** START OF Data provided **

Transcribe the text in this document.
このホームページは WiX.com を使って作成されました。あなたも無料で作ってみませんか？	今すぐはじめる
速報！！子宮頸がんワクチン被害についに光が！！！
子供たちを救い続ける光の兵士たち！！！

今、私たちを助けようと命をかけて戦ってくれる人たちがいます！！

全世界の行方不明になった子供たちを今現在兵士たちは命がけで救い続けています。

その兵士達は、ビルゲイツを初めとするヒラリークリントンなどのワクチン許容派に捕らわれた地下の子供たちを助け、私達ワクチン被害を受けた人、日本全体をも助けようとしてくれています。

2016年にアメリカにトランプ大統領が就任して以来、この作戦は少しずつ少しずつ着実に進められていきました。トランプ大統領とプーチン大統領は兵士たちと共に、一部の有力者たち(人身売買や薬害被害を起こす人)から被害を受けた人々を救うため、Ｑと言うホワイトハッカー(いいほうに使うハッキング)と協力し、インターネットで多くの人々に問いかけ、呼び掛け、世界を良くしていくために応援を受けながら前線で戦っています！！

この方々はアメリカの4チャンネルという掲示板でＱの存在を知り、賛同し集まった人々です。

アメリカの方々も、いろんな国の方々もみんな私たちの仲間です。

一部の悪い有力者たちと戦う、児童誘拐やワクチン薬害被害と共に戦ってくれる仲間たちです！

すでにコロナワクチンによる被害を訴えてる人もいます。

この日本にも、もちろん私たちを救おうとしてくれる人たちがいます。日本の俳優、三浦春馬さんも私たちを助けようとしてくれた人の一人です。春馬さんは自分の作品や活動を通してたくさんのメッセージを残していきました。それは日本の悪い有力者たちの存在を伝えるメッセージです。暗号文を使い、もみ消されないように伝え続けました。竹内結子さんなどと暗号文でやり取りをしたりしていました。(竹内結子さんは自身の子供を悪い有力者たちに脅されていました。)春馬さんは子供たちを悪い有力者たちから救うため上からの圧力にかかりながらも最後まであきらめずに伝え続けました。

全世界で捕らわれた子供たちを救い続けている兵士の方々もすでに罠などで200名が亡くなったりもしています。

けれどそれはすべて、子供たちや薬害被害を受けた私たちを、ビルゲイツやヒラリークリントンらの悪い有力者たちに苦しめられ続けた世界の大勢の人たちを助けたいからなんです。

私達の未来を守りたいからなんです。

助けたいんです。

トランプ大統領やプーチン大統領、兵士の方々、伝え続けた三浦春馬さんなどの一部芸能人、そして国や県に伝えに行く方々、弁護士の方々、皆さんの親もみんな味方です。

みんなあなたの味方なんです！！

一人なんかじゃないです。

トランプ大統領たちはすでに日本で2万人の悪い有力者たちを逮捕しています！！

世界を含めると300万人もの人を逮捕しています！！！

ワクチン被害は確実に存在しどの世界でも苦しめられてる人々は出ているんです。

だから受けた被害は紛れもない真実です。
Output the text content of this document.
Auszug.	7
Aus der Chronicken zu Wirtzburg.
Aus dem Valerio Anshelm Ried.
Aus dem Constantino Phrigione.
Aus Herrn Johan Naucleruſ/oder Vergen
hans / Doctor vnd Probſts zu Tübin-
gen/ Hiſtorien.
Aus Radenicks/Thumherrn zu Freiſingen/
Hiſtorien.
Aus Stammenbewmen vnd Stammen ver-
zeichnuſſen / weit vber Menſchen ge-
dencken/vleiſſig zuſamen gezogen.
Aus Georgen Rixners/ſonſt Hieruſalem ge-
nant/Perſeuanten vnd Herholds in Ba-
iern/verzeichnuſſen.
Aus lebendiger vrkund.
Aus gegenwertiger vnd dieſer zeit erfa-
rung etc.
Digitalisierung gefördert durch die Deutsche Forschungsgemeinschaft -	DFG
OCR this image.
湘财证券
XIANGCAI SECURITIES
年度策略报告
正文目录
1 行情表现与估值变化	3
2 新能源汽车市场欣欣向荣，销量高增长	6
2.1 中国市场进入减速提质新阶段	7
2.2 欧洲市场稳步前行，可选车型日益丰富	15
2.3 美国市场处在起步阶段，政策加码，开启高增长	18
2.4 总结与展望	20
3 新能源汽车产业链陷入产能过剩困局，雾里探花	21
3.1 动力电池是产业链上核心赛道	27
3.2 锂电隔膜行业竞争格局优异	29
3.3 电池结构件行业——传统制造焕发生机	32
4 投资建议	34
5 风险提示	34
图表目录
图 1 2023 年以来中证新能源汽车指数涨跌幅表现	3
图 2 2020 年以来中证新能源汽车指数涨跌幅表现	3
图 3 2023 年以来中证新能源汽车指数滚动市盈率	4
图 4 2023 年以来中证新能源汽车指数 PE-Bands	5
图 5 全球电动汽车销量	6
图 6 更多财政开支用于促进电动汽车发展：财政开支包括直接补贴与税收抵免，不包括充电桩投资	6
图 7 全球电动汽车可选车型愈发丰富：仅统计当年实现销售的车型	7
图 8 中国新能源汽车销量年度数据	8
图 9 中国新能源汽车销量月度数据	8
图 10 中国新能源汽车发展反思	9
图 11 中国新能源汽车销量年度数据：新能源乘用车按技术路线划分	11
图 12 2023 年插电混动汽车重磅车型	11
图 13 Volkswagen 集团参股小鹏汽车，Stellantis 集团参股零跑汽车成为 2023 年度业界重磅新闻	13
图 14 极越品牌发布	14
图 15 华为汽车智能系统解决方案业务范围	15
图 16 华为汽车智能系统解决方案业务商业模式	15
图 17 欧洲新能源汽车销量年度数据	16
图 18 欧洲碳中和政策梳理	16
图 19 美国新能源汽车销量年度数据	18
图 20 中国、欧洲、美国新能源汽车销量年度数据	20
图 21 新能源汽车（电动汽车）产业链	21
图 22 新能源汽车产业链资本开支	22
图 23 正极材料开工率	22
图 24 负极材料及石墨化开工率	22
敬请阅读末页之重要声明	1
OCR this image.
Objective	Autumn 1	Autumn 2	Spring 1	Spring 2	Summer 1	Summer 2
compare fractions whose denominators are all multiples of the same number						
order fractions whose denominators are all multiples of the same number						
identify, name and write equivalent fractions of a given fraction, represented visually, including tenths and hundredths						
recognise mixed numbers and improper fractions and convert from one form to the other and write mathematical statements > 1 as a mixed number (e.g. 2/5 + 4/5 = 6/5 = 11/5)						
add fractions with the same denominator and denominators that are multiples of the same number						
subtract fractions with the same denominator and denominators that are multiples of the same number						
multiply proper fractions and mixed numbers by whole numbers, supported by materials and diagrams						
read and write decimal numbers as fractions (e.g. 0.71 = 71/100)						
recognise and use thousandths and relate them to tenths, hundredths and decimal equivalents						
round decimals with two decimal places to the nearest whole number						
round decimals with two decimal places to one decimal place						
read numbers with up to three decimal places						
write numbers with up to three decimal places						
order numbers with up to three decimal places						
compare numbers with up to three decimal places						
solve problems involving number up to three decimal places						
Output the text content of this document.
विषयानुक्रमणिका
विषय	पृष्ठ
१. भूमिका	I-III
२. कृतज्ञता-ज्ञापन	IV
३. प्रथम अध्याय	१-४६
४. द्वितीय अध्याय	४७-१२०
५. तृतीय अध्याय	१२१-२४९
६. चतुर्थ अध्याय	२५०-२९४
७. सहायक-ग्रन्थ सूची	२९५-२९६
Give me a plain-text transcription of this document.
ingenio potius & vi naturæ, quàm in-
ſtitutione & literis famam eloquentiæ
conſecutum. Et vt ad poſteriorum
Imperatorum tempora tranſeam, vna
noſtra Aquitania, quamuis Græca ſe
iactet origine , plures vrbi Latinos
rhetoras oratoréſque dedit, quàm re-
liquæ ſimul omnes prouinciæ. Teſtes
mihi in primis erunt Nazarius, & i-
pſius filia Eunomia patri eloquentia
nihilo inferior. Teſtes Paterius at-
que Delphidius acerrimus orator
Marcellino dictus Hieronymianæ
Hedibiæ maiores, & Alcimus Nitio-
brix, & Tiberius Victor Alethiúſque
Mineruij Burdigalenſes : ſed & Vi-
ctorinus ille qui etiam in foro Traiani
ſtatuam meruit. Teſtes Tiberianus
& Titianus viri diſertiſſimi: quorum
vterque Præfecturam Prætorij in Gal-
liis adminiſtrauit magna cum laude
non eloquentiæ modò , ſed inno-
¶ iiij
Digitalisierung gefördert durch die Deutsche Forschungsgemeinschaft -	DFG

** END OF Data provided **

== Problem requirements ==
Your task is to collect every line above that contains the word "order".

== Result of this exercise ==
order fractions whose denominators are all multiples of the same number						
order numbers with up to three decimal places						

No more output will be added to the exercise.